Task requirements — Copy each line below that includes "trend".

[Recorded data]
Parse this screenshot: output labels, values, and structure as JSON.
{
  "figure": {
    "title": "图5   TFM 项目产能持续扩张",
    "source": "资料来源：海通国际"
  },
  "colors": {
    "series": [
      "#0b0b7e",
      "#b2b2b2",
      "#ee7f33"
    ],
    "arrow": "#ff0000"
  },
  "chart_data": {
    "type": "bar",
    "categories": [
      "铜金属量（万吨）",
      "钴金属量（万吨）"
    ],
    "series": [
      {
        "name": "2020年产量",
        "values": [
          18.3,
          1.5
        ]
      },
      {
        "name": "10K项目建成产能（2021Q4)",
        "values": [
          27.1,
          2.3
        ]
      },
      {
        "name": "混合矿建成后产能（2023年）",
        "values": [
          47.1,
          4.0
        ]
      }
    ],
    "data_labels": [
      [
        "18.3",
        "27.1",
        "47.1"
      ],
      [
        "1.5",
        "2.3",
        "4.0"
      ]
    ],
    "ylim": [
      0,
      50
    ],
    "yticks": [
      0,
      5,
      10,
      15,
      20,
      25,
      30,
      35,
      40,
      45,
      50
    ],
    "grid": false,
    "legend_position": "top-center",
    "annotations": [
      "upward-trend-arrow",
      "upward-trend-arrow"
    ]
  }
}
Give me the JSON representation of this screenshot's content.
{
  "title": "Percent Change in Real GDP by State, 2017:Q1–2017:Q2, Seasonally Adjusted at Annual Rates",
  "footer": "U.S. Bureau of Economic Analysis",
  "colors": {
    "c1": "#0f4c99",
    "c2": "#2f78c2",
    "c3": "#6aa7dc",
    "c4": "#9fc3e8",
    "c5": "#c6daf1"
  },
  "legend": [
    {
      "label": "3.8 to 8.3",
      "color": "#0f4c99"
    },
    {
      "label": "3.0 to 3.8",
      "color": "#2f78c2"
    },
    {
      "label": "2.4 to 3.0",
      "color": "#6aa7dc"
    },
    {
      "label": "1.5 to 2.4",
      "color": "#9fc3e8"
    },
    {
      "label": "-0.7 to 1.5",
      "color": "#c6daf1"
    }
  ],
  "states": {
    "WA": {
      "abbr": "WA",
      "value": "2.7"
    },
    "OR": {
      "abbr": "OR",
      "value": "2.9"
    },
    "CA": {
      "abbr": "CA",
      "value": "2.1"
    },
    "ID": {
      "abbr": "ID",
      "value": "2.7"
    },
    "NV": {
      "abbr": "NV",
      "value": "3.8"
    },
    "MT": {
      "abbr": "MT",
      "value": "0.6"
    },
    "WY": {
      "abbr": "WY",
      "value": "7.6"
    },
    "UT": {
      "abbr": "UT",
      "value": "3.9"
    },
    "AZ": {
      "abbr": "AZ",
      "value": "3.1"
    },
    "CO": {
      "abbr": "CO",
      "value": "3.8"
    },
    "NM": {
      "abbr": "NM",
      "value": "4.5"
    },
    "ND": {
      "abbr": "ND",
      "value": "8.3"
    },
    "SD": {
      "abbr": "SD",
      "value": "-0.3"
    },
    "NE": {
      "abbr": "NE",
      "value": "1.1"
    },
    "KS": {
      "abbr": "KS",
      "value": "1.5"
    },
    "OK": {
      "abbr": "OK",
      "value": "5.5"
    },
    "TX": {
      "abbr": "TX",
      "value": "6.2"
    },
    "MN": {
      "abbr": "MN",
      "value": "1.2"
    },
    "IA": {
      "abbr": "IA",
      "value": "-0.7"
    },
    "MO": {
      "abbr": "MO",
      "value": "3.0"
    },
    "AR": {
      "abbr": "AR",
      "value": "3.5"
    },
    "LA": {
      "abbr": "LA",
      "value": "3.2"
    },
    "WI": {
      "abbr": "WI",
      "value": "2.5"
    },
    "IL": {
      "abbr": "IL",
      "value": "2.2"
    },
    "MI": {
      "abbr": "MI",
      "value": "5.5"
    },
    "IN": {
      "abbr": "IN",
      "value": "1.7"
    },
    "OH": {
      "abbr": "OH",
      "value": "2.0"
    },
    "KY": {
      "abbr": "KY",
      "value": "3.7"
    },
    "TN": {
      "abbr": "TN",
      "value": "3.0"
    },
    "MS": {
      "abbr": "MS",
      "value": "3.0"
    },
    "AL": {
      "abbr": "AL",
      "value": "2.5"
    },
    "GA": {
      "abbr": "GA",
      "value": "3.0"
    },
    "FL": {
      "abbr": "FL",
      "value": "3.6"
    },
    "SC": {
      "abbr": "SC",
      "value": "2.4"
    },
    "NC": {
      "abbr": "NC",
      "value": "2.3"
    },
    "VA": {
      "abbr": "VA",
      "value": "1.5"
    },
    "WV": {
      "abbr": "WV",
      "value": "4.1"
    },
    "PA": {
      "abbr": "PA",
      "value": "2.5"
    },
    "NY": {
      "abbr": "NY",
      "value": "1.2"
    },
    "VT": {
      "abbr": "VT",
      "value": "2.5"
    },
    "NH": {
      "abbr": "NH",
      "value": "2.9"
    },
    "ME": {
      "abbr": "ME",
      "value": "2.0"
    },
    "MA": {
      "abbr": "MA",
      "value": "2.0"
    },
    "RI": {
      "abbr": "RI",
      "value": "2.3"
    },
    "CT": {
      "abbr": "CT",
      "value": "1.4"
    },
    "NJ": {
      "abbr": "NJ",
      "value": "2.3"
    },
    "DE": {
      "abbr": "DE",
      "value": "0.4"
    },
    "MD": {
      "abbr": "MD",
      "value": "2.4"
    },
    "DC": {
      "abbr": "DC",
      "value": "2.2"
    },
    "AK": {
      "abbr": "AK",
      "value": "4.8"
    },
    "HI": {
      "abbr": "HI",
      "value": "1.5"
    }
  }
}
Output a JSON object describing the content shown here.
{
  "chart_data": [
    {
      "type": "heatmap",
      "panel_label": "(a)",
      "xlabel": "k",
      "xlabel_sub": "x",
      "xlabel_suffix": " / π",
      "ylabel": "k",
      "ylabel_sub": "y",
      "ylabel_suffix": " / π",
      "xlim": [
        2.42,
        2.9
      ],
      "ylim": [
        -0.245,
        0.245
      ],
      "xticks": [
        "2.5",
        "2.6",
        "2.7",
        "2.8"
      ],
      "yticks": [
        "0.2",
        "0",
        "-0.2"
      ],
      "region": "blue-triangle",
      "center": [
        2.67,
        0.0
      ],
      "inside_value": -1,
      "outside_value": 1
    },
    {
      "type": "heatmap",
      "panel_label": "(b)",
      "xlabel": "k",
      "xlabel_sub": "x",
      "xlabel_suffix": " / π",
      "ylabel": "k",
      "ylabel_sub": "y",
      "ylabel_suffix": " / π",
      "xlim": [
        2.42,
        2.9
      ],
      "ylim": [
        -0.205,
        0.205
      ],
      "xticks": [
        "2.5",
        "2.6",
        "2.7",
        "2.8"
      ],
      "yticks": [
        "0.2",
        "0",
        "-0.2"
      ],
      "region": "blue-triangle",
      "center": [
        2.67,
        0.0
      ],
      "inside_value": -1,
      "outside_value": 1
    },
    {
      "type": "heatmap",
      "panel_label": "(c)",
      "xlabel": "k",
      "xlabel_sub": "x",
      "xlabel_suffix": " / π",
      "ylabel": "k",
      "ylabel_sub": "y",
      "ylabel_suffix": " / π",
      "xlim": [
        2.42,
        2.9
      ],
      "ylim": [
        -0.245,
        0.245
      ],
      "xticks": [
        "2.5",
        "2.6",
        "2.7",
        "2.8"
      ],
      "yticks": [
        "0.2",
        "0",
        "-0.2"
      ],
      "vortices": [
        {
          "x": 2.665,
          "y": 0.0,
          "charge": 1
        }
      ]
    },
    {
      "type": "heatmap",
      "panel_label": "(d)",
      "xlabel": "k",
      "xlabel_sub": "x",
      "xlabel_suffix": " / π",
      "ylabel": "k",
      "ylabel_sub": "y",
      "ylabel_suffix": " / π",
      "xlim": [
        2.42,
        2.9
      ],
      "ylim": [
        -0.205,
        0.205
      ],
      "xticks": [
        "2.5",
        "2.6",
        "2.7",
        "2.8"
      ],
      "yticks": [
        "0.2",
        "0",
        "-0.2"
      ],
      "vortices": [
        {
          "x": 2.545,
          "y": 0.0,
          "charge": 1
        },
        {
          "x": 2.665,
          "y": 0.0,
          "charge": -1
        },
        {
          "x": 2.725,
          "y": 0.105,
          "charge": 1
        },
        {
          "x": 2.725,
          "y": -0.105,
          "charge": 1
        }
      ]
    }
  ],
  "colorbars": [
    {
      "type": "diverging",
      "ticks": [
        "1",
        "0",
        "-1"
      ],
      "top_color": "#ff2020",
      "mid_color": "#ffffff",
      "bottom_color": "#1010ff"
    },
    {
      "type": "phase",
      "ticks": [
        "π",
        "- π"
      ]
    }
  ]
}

Full output —
      "upward-trend-arrow",
      "upward-trend-arrow"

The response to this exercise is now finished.